[PROVIDED ENTRIES]

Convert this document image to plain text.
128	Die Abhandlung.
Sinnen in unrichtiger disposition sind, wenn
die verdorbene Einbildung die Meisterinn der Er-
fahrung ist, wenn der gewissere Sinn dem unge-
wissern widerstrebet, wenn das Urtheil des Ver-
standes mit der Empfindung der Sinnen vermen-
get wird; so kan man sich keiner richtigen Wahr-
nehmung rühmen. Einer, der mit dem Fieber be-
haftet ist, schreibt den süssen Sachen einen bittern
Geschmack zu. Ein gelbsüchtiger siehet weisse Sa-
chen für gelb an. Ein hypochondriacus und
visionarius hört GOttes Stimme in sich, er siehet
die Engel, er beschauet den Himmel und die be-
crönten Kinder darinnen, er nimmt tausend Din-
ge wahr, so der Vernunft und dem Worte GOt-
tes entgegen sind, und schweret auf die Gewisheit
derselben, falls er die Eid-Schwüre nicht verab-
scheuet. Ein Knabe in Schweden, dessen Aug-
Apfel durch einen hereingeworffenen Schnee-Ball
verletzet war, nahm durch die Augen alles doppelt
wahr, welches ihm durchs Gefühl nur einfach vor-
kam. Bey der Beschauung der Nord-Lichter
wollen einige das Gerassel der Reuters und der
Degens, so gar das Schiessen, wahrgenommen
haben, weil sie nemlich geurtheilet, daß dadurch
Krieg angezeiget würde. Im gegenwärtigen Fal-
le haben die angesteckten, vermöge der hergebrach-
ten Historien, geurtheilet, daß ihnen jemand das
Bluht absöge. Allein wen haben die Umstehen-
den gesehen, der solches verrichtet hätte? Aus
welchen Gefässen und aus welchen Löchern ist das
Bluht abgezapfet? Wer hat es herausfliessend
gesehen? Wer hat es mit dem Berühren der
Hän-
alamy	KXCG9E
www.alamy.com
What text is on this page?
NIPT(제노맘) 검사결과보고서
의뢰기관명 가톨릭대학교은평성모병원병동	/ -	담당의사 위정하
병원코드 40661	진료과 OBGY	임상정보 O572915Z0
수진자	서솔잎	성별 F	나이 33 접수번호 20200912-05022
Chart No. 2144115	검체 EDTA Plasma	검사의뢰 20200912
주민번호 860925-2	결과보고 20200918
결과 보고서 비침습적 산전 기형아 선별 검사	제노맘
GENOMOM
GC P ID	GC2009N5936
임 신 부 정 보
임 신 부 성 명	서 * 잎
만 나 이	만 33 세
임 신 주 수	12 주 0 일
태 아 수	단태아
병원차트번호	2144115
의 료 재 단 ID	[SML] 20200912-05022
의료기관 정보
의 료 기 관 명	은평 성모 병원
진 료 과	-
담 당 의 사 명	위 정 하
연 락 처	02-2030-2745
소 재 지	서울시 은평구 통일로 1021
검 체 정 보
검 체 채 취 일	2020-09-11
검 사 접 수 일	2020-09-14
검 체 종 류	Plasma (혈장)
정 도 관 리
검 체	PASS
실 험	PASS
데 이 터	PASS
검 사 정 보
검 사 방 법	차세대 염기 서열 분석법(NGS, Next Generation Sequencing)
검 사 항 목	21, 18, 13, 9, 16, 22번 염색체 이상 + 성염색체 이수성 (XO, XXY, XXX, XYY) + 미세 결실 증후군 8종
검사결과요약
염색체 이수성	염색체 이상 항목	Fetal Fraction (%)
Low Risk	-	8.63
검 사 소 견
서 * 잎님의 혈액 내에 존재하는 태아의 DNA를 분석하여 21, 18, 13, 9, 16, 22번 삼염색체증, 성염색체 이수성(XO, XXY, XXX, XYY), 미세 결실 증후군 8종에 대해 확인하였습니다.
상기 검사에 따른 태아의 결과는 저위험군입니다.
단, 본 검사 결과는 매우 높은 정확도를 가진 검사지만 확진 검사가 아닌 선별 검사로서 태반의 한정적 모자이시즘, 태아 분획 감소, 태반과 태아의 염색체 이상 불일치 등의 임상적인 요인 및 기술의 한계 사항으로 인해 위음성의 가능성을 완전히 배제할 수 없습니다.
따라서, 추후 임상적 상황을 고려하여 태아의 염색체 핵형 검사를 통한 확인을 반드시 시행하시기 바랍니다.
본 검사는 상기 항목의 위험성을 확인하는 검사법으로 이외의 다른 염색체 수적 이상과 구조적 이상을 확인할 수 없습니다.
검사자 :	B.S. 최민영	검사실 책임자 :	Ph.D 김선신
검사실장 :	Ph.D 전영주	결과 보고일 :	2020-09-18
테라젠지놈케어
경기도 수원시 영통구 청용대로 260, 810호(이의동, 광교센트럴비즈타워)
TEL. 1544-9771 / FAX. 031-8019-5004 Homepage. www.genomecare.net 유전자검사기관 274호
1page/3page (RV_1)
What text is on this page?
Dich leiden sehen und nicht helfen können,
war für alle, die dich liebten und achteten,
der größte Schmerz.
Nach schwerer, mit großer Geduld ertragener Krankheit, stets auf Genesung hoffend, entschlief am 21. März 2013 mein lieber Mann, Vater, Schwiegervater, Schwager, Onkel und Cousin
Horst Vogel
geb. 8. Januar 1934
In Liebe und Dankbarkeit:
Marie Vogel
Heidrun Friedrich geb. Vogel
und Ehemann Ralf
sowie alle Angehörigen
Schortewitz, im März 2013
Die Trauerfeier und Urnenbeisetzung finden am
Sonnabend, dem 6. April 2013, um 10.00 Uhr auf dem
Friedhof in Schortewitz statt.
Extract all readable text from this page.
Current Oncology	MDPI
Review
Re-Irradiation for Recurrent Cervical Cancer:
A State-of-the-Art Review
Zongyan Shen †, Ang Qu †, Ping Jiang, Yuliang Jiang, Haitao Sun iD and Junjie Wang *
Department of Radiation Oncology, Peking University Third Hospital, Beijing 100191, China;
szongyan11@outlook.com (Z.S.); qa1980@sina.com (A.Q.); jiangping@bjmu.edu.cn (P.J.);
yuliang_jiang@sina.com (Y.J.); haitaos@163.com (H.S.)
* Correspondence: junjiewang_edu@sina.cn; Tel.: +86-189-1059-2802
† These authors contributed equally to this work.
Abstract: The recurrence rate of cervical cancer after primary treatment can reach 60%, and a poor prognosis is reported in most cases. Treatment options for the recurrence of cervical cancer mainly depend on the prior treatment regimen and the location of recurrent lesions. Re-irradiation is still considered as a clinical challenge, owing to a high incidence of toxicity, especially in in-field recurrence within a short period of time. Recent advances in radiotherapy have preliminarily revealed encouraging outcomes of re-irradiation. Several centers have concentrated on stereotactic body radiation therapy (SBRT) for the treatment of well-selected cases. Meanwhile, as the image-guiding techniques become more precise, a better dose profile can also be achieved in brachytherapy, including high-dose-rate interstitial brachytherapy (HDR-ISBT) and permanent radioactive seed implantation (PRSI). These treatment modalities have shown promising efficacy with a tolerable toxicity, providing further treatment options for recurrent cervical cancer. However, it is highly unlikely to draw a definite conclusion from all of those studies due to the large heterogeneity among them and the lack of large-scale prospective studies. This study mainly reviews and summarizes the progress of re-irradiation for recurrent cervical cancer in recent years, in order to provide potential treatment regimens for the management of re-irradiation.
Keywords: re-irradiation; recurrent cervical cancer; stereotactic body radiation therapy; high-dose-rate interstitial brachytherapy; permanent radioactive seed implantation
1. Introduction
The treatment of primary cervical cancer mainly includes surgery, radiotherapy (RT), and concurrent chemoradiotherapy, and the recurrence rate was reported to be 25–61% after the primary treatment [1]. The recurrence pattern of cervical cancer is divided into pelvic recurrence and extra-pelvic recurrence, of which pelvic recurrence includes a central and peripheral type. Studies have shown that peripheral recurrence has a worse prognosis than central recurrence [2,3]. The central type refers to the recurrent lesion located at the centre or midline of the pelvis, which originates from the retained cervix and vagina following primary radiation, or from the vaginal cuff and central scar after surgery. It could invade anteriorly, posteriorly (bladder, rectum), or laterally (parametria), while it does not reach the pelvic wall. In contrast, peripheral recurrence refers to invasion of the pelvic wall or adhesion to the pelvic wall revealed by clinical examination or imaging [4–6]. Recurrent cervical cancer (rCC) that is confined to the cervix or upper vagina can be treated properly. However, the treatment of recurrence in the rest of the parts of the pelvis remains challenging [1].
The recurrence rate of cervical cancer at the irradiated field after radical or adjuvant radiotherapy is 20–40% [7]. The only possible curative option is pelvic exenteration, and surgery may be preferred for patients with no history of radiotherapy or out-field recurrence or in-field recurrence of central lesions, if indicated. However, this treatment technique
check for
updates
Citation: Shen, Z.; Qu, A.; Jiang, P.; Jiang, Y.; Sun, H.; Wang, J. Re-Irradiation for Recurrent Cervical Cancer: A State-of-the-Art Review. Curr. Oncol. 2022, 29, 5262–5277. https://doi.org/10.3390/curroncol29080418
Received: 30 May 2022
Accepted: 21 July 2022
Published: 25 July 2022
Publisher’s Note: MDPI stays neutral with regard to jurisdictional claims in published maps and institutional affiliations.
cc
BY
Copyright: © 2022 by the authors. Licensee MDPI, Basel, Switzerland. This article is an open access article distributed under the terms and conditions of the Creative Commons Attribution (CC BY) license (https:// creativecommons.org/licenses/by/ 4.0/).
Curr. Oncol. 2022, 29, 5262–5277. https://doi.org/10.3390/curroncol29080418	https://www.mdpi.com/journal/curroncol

[/PROVIDED ENTRIES]

# EXERCISE
Filter the listing above down to the lines that contain the word "July".

# COMPLETED TASK
Accepted: 21 July 2022
Published: 25 July 2022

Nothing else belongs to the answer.